= Task brief =
Nothing should be left out: output all of the entries exactly.

= Given information =
*-*-*
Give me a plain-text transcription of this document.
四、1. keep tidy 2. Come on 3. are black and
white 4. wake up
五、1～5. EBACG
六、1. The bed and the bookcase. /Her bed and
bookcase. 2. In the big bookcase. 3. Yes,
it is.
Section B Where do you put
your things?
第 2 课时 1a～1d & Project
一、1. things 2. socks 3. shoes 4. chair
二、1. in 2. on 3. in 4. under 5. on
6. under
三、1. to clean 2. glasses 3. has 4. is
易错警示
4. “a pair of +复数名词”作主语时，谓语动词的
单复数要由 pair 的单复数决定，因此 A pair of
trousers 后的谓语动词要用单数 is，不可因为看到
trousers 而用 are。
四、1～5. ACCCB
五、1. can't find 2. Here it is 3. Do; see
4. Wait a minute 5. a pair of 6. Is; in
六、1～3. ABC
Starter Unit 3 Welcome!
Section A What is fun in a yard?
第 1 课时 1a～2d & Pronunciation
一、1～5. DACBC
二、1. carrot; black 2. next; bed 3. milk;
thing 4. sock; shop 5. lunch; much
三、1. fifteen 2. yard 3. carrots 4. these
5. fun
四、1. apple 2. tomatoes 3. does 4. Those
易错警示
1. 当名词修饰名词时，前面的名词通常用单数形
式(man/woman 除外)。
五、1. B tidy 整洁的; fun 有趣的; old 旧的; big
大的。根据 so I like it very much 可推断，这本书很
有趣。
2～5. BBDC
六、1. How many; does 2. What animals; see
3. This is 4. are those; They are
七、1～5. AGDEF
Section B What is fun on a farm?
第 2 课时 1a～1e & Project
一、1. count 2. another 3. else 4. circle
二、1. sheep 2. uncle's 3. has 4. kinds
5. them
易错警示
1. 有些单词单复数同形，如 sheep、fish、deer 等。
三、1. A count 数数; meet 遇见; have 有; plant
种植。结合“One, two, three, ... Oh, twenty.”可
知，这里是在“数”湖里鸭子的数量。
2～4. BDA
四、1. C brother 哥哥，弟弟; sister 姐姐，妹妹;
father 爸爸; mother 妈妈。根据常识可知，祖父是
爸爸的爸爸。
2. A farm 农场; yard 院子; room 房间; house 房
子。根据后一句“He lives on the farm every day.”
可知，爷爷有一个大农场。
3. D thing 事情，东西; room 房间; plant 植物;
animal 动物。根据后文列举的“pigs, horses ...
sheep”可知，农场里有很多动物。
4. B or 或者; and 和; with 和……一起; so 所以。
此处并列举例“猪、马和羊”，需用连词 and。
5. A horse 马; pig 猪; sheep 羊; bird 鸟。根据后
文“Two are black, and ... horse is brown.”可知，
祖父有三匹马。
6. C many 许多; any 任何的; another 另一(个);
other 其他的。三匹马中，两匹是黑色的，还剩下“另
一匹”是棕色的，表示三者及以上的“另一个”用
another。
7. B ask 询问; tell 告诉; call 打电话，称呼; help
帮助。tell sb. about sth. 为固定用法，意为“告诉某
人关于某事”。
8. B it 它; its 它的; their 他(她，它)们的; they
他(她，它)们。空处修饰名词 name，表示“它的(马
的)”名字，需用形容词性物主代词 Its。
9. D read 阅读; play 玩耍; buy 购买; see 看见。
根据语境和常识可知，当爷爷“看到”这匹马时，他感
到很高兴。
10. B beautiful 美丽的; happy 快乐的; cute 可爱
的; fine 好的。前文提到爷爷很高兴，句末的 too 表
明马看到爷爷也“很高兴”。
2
*-*-*
= Result below =
Give me a plain-text transcription of this document.
四、1. keep tidy 2. Come on 3. are black and
white 4. wake up
五、1～5. EBACG
六、1. The bed and the bookcase. /Her bed and
bookcase. 2. In the big bookcase. 3. Yes,
it is.
Section B Where do you put
your things?
第 2 课时 1a～1d & Project
一、1. things 2. socks 3. shoes 4. chair
二、1. in 2. on 3. in 4. under 5. on
6. under
三、1. to clean 2. glasses 3. has 4. is
易错警示
4. “a pair of +复数名词”作主语时，谓语动词的
单复数要由 pair 的单复数决定，因此 A pair of
trousers 后的谓语动词要用单数 is，不可因为看到
trousers 而用 are。
四、1～5. ACCCB
五、1. can't find 2. Here it is 3. Do; see
4. Wait a minute 5. a pair of 6. Is; in
六、1～3. ABC
Starter Unit 3 Welcome!
Section A What is fun in a yard?
第 1 课时 1a～2d & Pronunciation
一、1～5. DACBC
二、1. carrot; black 2. next; bed 3. milk;
thing 4. sock; shop 5. lunch; much
三、1. fifteen 2. yard 3. carrots 4. these
5. fun
四、1. apple 2. tomatoes 3. does 4. Those
易错警示
1. 当名词修饰名词时，前面的名词通常用单数形
式(man/woman 除外)。
五、1. B tidy 整洁的; fun 有趣的; old 旧的; big
大的。根据 so I like it very much 可推断，这本书很
有趣。
2～5. BBDC
六、1. How many; does 2. What animals; see
3. This is 4. are those; They are
七、1～5. AGDEF
Section B What is fun on a farm?
第 2 课时 1a～1e & Project
一、1. count 2. another 3. else 4. circle
二、1. sheep 2. uncle's 3. has 4. kinds
5. them
易错警示
1. 有些单词单复数同形，如 sheep、fish、deer 等。
三、1. A count 数数; meet 遇见; have 有; plant
种植。结合“One, two, three, ... Oh, twenty.”可
知，这里是在“数”湖里鸭子的数量。
2～4. BDA
四、1. C brother 哥哥，弟弟; sister 姐姐，妹妹;
father 爸爸; mother 妈妈。根据常识可知，祖父是
爸爸的爸爸。
2. A farm 农场; yard 院子; room 房间; house 房
子。根据后一句“He lives on the farm every day.”
可知，爷爷有一个大农场。
3. D thing 事情，东西; room 房间; plant 植物;
animal 动物。根据后文列举的“pigs, horses ...
sheep”可知，农场里有很多动物。
4. B or 或者; and 和; with 和……一起; so 所以。
此处并列举例“猪、马和羊”，需用连词 and。
5. A horse 马; pig 猪; sheep 羊; bird 鸟。根据后
文“Two are black, and ... horse is brown.”可知，
祖父有三匹马。
6. C many 许多; any 任何的; another 另一(个);
other 其他的。三匹马中，两匹是黑色的，还剩下“另
一匹”是棕色的，表示三者及以上的“另一个”用
another。
7. B ask 询问; tell 告诉; call 打电话，称呼; help
帮助。tell sb. about sth. 为固定用法，意为“告诉某
人关于某事”。
8. B it 它; its 它的; their 他(她，它)们的; they
他(她，它)们。空处修饰名词 name，表示“它的(马
的)”名字，需用形容词性物主代词 Its。
9. D read 阅读; play 玩耍; buy 购买; see 看见。
根据语境和常识可知，当爷爷“看到”这匹马时，他感
到很高兴。
10. B beautiful 美丽的; happy 快乐的; cute 可爱
的; fine 好的。前文提到爷爷很高兴，句末的 too 表
明马看到爷爷也“很高兴”。
2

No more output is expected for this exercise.